SELECTED EXCERPT
---
The green chemistry community is mourning the loss of István T. Horváth, founder of the field ‘fluorous biphase catalysis’ and early pioneer in the field of renewable resources and green chemistry.
Professor István T. Horváth was born in Budapest, Hungary, on August 6, 1953. He studied chemistry at the Petrik Lajos Chemical Technical School in Budapest and at Veszprém University of Chemical Engineering, Veszprém, Hungary (now University of Pannonia), where he received his M.Sc. in Chemical Engineering (1977) and Ph.D. in Organic Chemistry (1979). Subsequently, he was an Assistant Professor at the Department of Chemistry, Veterinary University, Budapest (1979–1981) and a Research Engineer at Chinoin Ltd. in Budapest (1981).
Horváth then switched continents for the first of five times in his career. This brought him to Yale University, where he joined the group of Prof. Richard D. Adams as a Postdoctoral Research Associate (1982–1984). During this productive period, he worked on the preparation and characterization of osmium clusters. Adams and Horváth co-authored a remarkable 20 papers in 32 months. Horváth returned to Europe in 1984 to spend three years at the ETH Zürich with Professors Piero Pino and György Bor.
This was followed by another transatlantic move as he assumed a position at the Corporate Research Laboratories of Exxon (now ExxonMobil) in Annandale, New Jersey. This immensely productive phase of his career lasted more than ten years (1987–1998) and brought him international visibility. As an independent investigator Horváth became internationally recognized for using in situ spectroscopic techniques (especially NMR and IR) to elucidate mechanistic questions of important chemical transformations and uncover key reaction intermediates. A significant achievement was the spectroscopic observation of the formyl cation in the condensed phase, published in 1997 in Science. Beside important discoveries in reaction monitoring, Horváth was among the first to advocate the use of in situ spectroscopy to attain molecular level understanding chemical of reactions, especially focusing on the development of greener processes.
---
Element location data
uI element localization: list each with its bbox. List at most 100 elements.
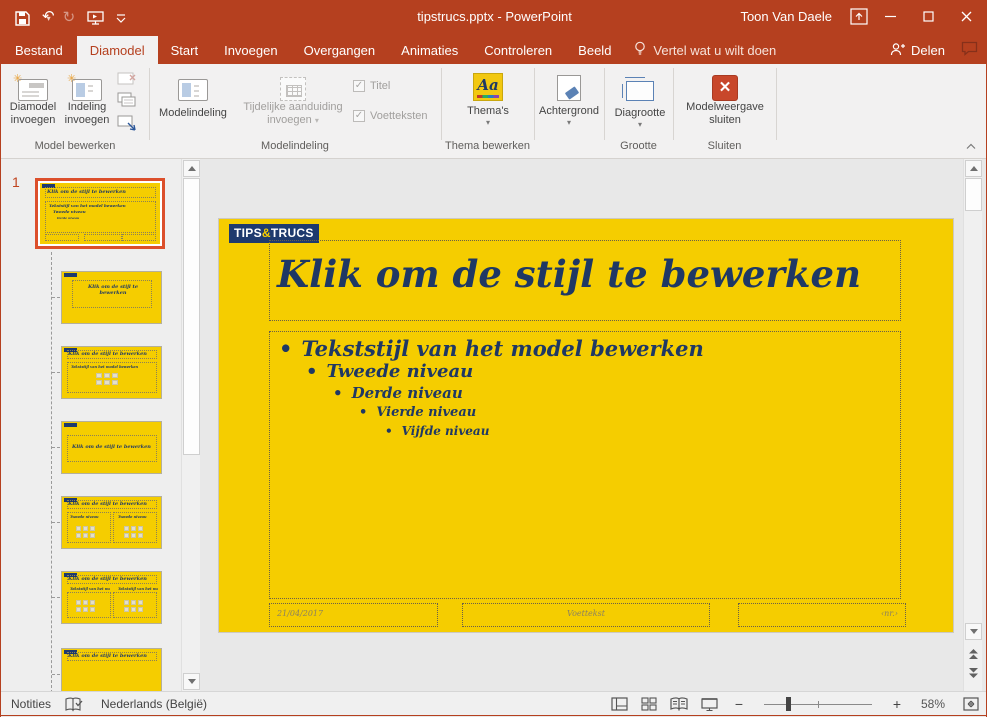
group-label-master-layout: Modelindeling: [261, 140, 329, 152]
account-name[interactable]: Toon Van Daele: [740, 9, 832, 24]
close-master-view-button[interactable]: ✕ Modelweergave sluiten: [677, 67, 773, 139]
tab-invoegen[interactable]: Invoegen: [211, 36, 291, 64]
canvas-scrollbar[interactable]: [963, 159, 982, 691]
layout-thumbnail-two-content[interactable]: Klik om de stijl te bewerken Tweede nive…: [61, 496, 162, 549]
slide-master-thumbnail[interactable]: Klik om de stijl te bewerken Tekststijl …: [35, 178, 165, 249]
slide-size-button[interactable]: Diagrootte ▾: [607, 67, 673, 139]
insert-slide-master-icon: ✳: [13, 67, 48, 101]
date-placeholder-text: 21/04/2017: [277, 609, 324, 618]
insert-layout-icon: ✳: [67, 67, 102, 101]
rename-slide-icon[interactable]: [117, 92, 137, 109]
slide-size-icon: [622, 67, 654, 101]
share-button[interactable]: Delen: [890, 42, 945, 59]
bullet-level-2[interactable]: • Tweede niveau: [306, 361, 473, 382]
powerpoint-window: ↶▾ ↻ tipstrucs.pptx - PowerPoint Toon Va…: [0, 0, 987, 717]
ribbon-tab-row: Bestand Diamodel Start Invoegen Overgang…: [1, 36, 986, 64]
layout-thumbnail-title-content[interactable]: Klik om de stijl te bewerken Tekststijl …: [61, 346, 162, 399]
zoom-slider-thumb[interactable]: [786, 697, 791, 711]
close-master-view-label-2: sluiten: [709, 114, 741, 126]
normal-view-icon[interactable]: [604, 692, 634, 716]
canvas-scroll-down-icon[interactable]: [965, 623, 982, 640]
tab-bestand[interactable]: Bestand: [1, 36, 77, 64]
collapse-ribbon-icon[interactable]: [966, 142, 976, 153]
thumbnail-scroll-down-icon[interactable]: [183, 673, 200, 690]
zoom-in-button[interactable]: +: [882, 692, 912, 716]
next-slide-icon[interactable]: [965, 665, 982, 680]
footers-checkbox-label: Voetteksten: [370, 110, 428, 122]
tab-animaties[interactable]: Animaties: [388, 36, 471, 64]
tab-controleren[interactable]: Controleren: [471, 36, 565, 64]
group-label-edit-theme: Thema bewerken: [445, 140, 530, 152]
tab-overgangen[interactable]: Overgangen: [291, 36, 389, 64]
tab-start[interactable]: Start: [158, 36, 211, 64]
thumbnail-scrollbar-thumb[interactable]: [183, 178, 200, 455]
background-button[interactable]: Achtergrond ▾: [534, 67, 604, 139]
slide-thumbnail-panel: 1 Klik om de stijl te bewerken Tekststij…: [1, 159, 200, 691]
insert-placeholder-button: Tijdelijke aanduiding invoegen ▾: [237, 67, 349, 139]
themes-icon: Aa: [473, 67, 503, 101]
lightbulb-icon: [634, 41, 646, 59]
close-master-view-label-1: Modelweergave: [686, 101, 764, 113]
thumbnail-scroll-up-icon[interactable]: [183, 160, 200, 177]
canvas-scrollbar-thumb[interactable]: [965, 178, 982, 211]
layout-connector-line: [51, 252, 52, 691]
close-master-view-icon: ✕: [712, 67, 738, 101]
tab-diamodel[interactable]: Diamodel: [76, 36, 158, 64]
slide-title-text[interactable]: Klik om de stijl te bewerken: [277, 252, 861, 296]
slideshow-view-icon[interactable]: [694, 692, 724, 716]
tell-me-box[interactable]: Vertel wat u wilt doen: [624, 36, 786, 64]
slide-editing-canvas[interactable]: TIPS&TRUCS Klik om de stijl te bewerken …: [219, 219, 953, 632]
tell-me-label: Vertel wat u wilt doen: [653, 42, 777, 58]
reading-view-icon[interactable]: [664, 692, 694, 716]
previous-slide-icon[interactable]: [965, 646, 982, 661]
window-title: tipstrucs.pptx - PowerPoint: [417, 9, 572, 24]
fit-to-window-icon[interactable]: [954, 692, 986, 716]
insert-layout-label: Indeling invoegen: [64, 101, 110, 126]
ribbon-display-options-icon[interactable]: [850, 8, 868, 30]
insert-placeholder-label-1: Tijdelijke aanduiding: [243, 101, 343, 113]
insert-placeholder-label-2: invoegen ▾: [267, 114, 319, 126]
slide-number: 1: [12, 174, 20, 190]
preserve-master-icon[interactable]: [117, 114, 137, 131]
bullet-level-5[interactable]: • Vijfde niveau: [385, 424, 489, 438]
bullet-level-4[interactable]: • Vierde niveau: [359, 405, 476, 420]
status-bar: Notities Nederlands (België) − + 58%: [1, 691, 986, 716]
insert-placeholder-icon: [280, 67, 306, 101]
zoom-out-button[interactable]: −: [724, 692, 754, 716]
title-checkbox-label: Titel: [370, 80, 391, 92]
insert-layout-button[interactable]: ✳ Indeling invoegen: [61, 67, 113, 139]
notes-button[interactable]: Notities: [11, 692, 51, 716]
share-person-icon: [890, 42, 906, 59]
zoom-slider[interactable]: [754, 692, 882, 716]
slide-sorter-view-icon[interactable]: [634, 692, 664, 716]
background-icon: [557, 67, 581, 101]
bullet-level-3[interactable]: • Derde niveau: [333, 384, 463, 402]
title-checkbox-box: ✓: [353, 80, 365, 92]
layout-thumbnail-title-only[interactable]: Klik om de stijl te bewerken: [61, 648, 162, 691]
insert-slide-master-label: Diamodel invoegen: [9, 101, 57, 126]
feedback-bubble-icon[interactable]: [961, 41, 978, 59]
background-label: Achtergrond: [539, 105, 599, 117]
close-button[interactable]: [944, 0, 986, 32]
language-button[interactable]: Nederlands (België): [101, 692, 207, 716]
layout-thumbnail-section[interactable]: Klik om de stijl te bewerken: [61, 421, 162, 474]
delete-slide-icon: [117, 70, 137, 87]
themes-button[interactable]: Aa Thema's ▾: [456, 67, 520, 139]
title-checkbox: ✓ Titel: [353, 80, 390, 92]
title-bar: ↶▾ ↻ tipstrucs.pptx - PowerPoint Toon Va…: [1, 0, 986, 36]
layout-thumbnail-comparison[interactable]: Klik om de stijl te bewerken Tekststijl …: [61, 571, 162, 624]
footers-checkbox: ✓ Voetteksten: [353, 110, 428, 122]
layout-thumbnail-title-slide[interactable]: Klik om de stijl te bewerken: [61, 271, 162, 324]
canvas-scroll-up-icon[interactable]: [965, 160, 982, 177]
themes-label: Thema's: [467, 105, 509, 117]
master-layout-icon: [178, 67, 208, 101]
bullet-level-1[interactable]: • Tekststijl van het model bewerken: [279, 336, 704, 361]
tab-beeld[interactable]: Beeld: [565, 36, 624, 64]
zoom-percentage[interactable]: 58%: [912, 692, 954, 716]
thumbnail-scrollbar[interactable]: [181, 159, 200, 691]
insert-slide-master-button[interactable]: ✳ Diamodel invoegen: [7, 67, 59, 139]
slidenumber-placeholder-text: ‹nr.›: [880, 609, 898, 618]
master-layout-button[interactable]: Modelindeling: [153, 67, 233, 139]
proofing-icon[interactable]: [65, 692, 83, 716]
master-layout-label: Modelindeling: [159, 107, 227, 119]
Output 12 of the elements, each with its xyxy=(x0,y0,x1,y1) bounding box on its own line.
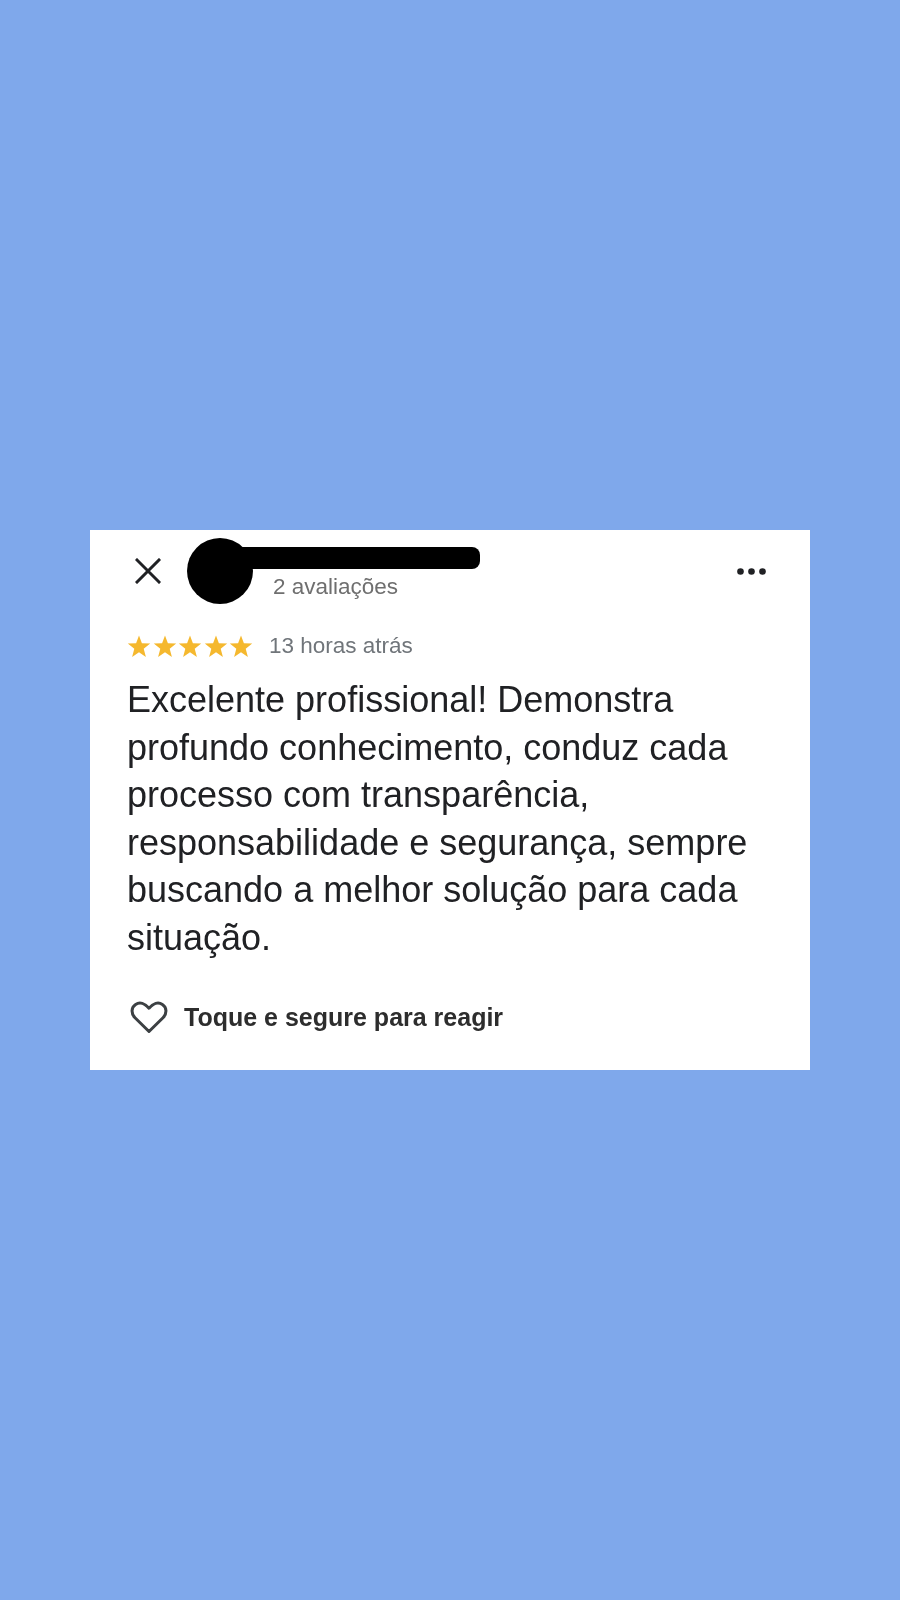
more-options-icon[interactable] xyxy=(737,567,766,575)
star-icon xyxy=(229,634,253,658)
star-icon xyxy=(152,634,177,658)
review-time: 13 horas atrás xyxy=(269,633,413,659)
star-icon xyxy=(178,634,202,658)
star-icon xyxy=(203,634,228,658)
heart-icon[interactable] xyxy=(130,1001,168,1034)
reaction-hint: Toque e segure para reagir xyxy=(184,1003,504,1032)
close-icon[interactable] xyxy=(135,558,161,584)
star-icon xyxy=(127,634,151,658)
review-text: Excelente profissional! Demonstra profundo conhecimento, conduz cada processo com transparência, responsabilidade e segurança, sempre buscando a melhor solução para cada situação. xyxy=(127,678,749,960)
review-count: 2 avaliações xyxy=(273,574,399,600)
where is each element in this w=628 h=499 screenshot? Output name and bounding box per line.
---
STATED EXERCISE 1
In the tribute to István T. Horváth, what was the subject of his Ph.D., and in what year did he receive it?
STATED EXERCISE 2
Please write out the listing lines from the one containing "group-label-master-layout: Modelindeling: [261, 140, 329, 152]" through the one containing "date-placeholder-text: 21/04/2017: [277, 609, 324, 618]", both included.
The tribute and the listing are unrelated to each other.

FULL OUTPUT 1
Organic Chemistry, in 1979.

FULL OUTPUT 2
group-label-master-layout: Modelindeling: [261, 140, 329, 152]
account-name[interactable]: Toon Van Daele: [740, 9, 832, 24]
close-master-view-button[interactable]: ✕ Modelweergave sluiten: [677, 67, 773, 139]
tab-invoegen[interactable]: Invoegen: [211, 36, 291, 64]
canvas-scrollbar[interactable]: [963, 159, 982, 691]
layout-thumbnail-two-content[interactable]: Klik om de stijl te bewerken Tweede nive…: [61, 496, 162, 549]
slide-master-thumbnail[interactable]: Klik om de stijl te bewerken Tekststijl …: [35, 178, 165, 249]
slide-size-button[interactable]: Diagrootte ▾: [607, 67, 673, 139]
insert-slide-master-icon: ✳: [13, 67, 48, 101]
date-placeholder-text: 21/04/2017: [277, 609, 324, 618]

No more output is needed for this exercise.